__Your goal__. Quote, verbatim, all material below, without pictures.

__Records provided__.
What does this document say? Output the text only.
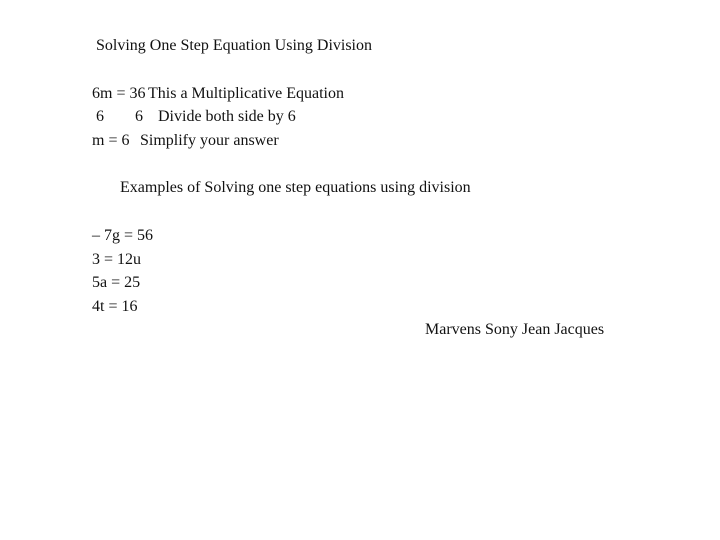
Solving One Step Equation Using Division
6m = 36 This a Multiplicative Equation
6 6 Divide both side by 6
m = 6 Simplify your answer
Examples of Solving one step equations using division
– 7g = 56
3 = 12u
5a = 25
4t = 16
Marvens Sony Jean Jacques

__Result of this task__.
What does this document say? Output the text only.
Solving One Step Equation Using Division
6m = 36 This a Multiplicative Equation
6 6 Divide both side by 6
m = 6 Simplify your answer
Examples of Solving one step equations using division
– 7g = 56
3 = 12u
5a = 25
4t = 16
Marvens Sony Jean Jacques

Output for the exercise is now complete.